**** Excerpted records

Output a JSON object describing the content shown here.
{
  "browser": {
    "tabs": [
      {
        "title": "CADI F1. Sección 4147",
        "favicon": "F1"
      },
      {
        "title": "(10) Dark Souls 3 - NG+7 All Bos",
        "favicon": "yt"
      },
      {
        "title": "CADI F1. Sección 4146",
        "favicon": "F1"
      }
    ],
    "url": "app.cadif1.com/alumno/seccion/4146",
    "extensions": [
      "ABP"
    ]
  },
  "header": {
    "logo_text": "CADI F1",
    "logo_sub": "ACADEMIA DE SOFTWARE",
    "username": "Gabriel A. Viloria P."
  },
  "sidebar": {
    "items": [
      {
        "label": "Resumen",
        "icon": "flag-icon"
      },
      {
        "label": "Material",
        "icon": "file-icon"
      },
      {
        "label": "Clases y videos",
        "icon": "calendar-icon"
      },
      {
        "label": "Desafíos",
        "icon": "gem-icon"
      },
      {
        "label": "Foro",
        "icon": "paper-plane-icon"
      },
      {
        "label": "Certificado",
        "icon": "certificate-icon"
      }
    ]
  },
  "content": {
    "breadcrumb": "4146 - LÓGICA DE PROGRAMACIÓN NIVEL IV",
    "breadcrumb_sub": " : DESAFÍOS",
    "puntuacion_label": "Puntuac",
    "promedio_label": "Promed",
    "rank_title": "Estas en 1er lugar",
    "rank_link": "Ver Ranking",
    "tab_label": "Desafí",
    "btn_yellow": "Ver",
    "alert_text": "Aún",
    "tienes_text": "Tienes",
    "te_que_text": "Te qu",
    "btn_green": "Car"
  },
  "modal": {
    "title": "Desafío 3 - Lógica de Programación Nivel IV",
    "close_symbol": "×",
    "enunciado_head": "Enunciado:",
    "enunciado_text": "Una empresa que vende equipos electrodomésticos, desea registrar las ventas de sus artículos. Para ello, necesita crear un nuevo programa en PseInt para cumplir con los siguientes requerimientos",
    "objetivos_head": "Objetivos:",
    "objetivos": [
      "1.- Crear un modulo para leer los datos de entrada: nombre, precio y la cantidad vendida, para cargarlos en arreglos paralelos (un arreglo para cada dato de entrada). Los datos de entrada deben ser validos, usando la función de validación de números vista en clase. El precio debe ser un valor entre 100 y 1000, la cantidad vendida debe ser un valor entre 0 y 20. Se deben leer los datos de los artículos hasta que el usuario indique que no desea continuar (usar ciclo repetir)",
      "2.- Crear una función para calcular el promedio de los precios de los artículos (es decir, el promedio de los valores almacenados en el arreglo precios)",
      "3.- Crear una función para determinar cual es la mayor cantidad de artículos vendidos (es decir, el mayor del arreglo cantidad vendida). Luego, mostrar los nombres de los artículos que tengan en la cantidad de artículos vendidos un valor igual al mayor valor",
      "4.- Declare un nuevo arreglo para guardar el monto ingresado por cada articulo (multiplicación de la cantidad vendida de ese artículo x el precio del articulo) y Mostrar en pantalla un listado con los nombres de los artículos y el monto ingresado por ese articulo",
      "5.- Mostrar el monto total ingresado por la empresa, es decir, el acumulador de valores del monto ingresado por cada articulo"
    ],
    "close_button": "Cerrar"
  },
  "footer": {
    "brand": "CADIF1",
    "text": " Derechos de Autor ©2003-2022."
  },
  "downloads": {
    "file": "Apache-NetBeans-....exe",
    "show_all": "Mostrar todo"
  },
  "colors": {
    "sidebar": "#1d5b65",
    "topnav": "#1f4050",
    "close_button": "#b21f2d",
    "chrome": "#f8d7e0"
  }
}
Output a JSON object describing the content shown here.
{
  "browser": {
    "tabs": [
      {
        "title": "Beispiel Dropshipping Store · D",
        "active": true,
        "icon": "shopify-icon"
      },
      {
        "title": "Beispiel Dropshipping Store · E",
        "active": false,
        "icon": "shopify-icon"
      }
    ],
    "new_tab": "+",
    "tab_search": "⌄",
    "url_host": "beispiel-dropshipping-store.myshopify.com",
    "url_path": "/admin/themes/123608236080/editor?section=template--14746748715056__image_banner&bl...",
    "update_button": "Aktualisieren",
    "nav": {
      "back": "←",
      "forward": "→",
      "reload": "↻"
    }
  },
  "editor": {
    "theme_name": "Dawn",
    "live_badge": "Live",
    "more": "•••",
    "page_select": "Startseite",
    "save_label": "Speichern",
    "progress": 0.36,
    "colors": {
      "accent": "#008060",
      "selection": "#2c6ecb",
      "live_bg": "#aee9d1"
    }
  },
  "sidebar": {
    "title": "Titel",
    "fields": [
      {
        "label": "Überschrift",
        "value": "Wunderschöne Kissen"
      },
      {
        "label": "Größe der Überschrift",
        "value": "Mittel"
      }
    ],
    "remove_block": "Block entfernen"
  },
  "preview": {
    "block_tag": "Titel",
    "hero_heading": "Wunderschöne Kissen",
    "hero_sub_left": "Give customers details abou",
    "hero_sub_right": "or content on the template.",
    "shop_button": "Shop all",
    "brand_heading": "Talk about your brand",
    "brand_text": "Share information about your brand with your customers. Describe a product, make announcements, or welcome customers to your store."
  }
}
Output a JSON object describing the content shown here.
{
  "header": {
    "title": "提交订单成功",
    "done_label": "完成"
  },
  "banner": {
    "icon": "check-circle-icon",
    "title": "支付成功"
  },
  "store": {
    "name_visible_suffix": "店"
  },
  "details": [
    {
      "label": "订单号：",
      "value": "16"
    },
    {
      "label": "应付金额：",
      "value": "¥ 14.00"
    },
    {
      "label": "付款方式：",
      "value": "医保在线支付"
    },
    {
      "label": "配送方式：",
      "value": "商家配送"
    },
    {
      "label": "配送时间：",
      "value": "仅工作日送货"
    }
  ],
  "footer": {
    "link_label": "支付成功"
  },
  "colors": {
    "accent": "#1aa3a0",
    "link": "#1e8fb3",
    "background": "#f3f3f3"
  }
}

********

== Task directions ==
Copy all data exactly, start to finish.

== Complete output ==
Output a JSON object describing the content shown here.
{
  "browser": {
    "tabs": [
      {
        "title": "CADI F1. Sección 4147",
        "favicon": "F1"
      },
      {
        "title": "(10) Dark Souls 3 - NG+7 All Bos",
        "favicon": "yt"
      },
      {
        "title": "CADI F1. Sección 4146",
        "favicon": "F1"
      }
    ],
    "url": "app.cadif1.com/alumno/seccion/4146",
    "extensions": [
      "ABP"
    ]
  },
  "header": {
    "logo_text": "CADI F1",
    "logo_sub": "ACADEMIA DE SOFTWARE",
    "username": "Gabriel A. Viloria P."
  },
  "sidebar": {
    "items": [
      {
        "label": "Resumen",
        "icon": "flag-icon"
      },
      {
        "label": "Material",
        "icon": "file-icon"
      },
      {
        "label": "Clases y videos",
        "icon": "calendar-icon"
      },
      {
        "label": "Desafíos",
        "icon": "gem-icon"
      },
      {
        "label": "Foro",
        "icon": "paper-plane-icon"
      },
      {
        "label": "Certificado",
        "icon": "certificate-icon"
      }
    ]
  },
  "content": {
    "breadcrumb": "4146 - LÓGICA DE PROGRAMACIÓN NIVEL IV",
    "breadcrumb_sub": " : DESAFÍOS",
    "puntuacion_label": "Puntuac",
    "promedio_label": "Promed",
    "rank_title": "Estas en 1er lugar",
    "rank_link": "Ver Ranking",
    "tab_label": "Desafí",
    "btn_yellow": "Ver",
    "alert_text": "Aún",
    "tienes_text": "Tienes",
    "te_que_text": "Te qu",
    "btn_green": "Car"
  },
  "modal": {
    "title": "Desafío 3 - Lógica de Programación Nivel IV",
    "close_symbol": "×",
    "enunciado_head": "Enunciado:",
    "enunciado_text": "Una empresa que vende equipos electrodomésticos, desea registrar las ventas de sus artículos. Para ello, necesita crear un nuevo programa en PseInt para cumplir con los siguientes requerimientos",
    "objetivos_head": "Objetivos:",
    "objetivos": [
      "1.- Crear un modulo para leer los datos de entrada: nombre, precio y la cantidad vendida, para cargarlos en arreglos paralelos (un arreglo para cada dato de entrada). Los datos de entrada deben ser validos, usando la función de validación de números vista en clase. El precio debe ser un valor entre 100 y 1000, la cantidad vendida debe ser un valor entre 0 y 20. Se deben leer los datos de los artículos hasta que el usuario indique que no desea continuar (usar ciclo repetir)",
      "2.- Crear una función para calcular el promedio de los precios de los artículos (es decir, el promedio de los valores almacenados en el arreglo precios)",
      "3.- Crear una función para determinar cual es la mayor cantidad de artículos vendidos (es decir, el mayor del arreglo cantidad vendida). Luego, mostrar los nombres de los artículos que tengan en la cantidad de artículos vendidos un valor igual al mayor valor",
      "4.- Declare un nuevo arreglo para guardar el monto ingresado por cada articulo (multiplicación de la cantidad vendida de ese artículo x el precio del articulo) y Mostrar en pantalla un listado con los nombres de los artículos y el monto ingresado por ese articulo",
      "5.- Mostrar el monto total ingresado por la empresa, es decir, el acumulador de valores del monto ingresado por cada articulo"
    ],
    "close_button": "Cerrar"
  },
  "footer": {
    "brand": "CADIF1",
    "text": " Derechos de Autor ©2003-2022."
  },
  "downloads": {
    "file": "Apache-NetBeans-....exe",
    "show_all": "Mostrar todo"
  },
  "colors": {
    "sidebar": "#1d5b65",
    "topnav": "#1f4050",
    "close_button": "#b21f2d",
    "chrome": "#f8d7e0"
  }
}
Output a JSON object describing the content shown here.
{
  "browser": {
    "tabs": [
      {
        "title": "Beispiel Dropshipping Store · D",
        "active": true,
        "icon": "shopify-icon"
      },
      {
        "title": "Beispiel Dropshipping Store · E",
        "active": false,
        "icon": "shopify-icon"
      }
    ],
    "new_tab": "+",
    "tab_search": "⌄",
    "url_host": "beispiel-dropshipping-store.myshopify.com",
    "url_path": "/admin/themes/123608236080/editor?section=template--14746748715056__image_banner&bl...",
    "update_button": "Aktualisieren",
    "nav": {
      "back": "←",
      "forward": "→",
      "reload": "↻"
    }
  },
  "editor": {
    "theme_name": "Dawn",
    "live_badge": "Live",
    "more": "•••",
    "page_select": "Startseite",
    "save_label": "Speichern",
    "progress": 0.36,
    "colors": {
      "accent": "#008060",
      "selection": "#2c6ecb",
      "live_bg": "#aee9d1"
    }
  },
  "sidebar": {
    "title": "Titel",
    "fields": [
      {
        "label": "Überschrift",
        "value": "Wunderschöne Kissen"
      },
      {
        "label": "Größe der Überschrift",
        "value": "Mittel"
      }
    ],
    "remove_block": "Block entfernen"
  },
  "preview": {
    "block_tag": "Titel",
    "hero_heading": "Wunderschöne Kissen",
    "hero_sub_left": "Give customers details abou",
    "hero_sub_right": "or content on the template.",
    "shop_button": "Shop all",
    "brand_heading": "Talk about your brand",
    "brand_text": "Share information about your brand with your customers. Describe a product, make announcements, or welcome customers to your store."
  }
}
Output a JSON object describing the content shown here.
{
  "header": {
    "title": "提交订单成功",
    "done_label": "完成"
  },
  "banner": {
    "icon": "check-circle-icon",
    "title": "支付成功"
  },
  "store": {
    "name_visible_suffix": "店"
  },
  "details": [
    {
      "label": "订单号：",
      "value": "16"
    },
    {
      "label": "应付金额：",
      "value": "¥ 14.00"
    },
    {
      "label": "付款方式：",
      "value": "医保在线支付"
    },
    {
      "label": "配送方式：",
      "value": "商家配送"
    },
    {
      "label": "配送时间：",
      "value": "仅工作日送货"
    }
  ],
  "footer": {
    "link_label": "支付成功"
  },
  "colors": {
    "accent": "#1aa3a0",
    "link": "#1e8fb3",
    "background": "#f3f3f3"
  }
}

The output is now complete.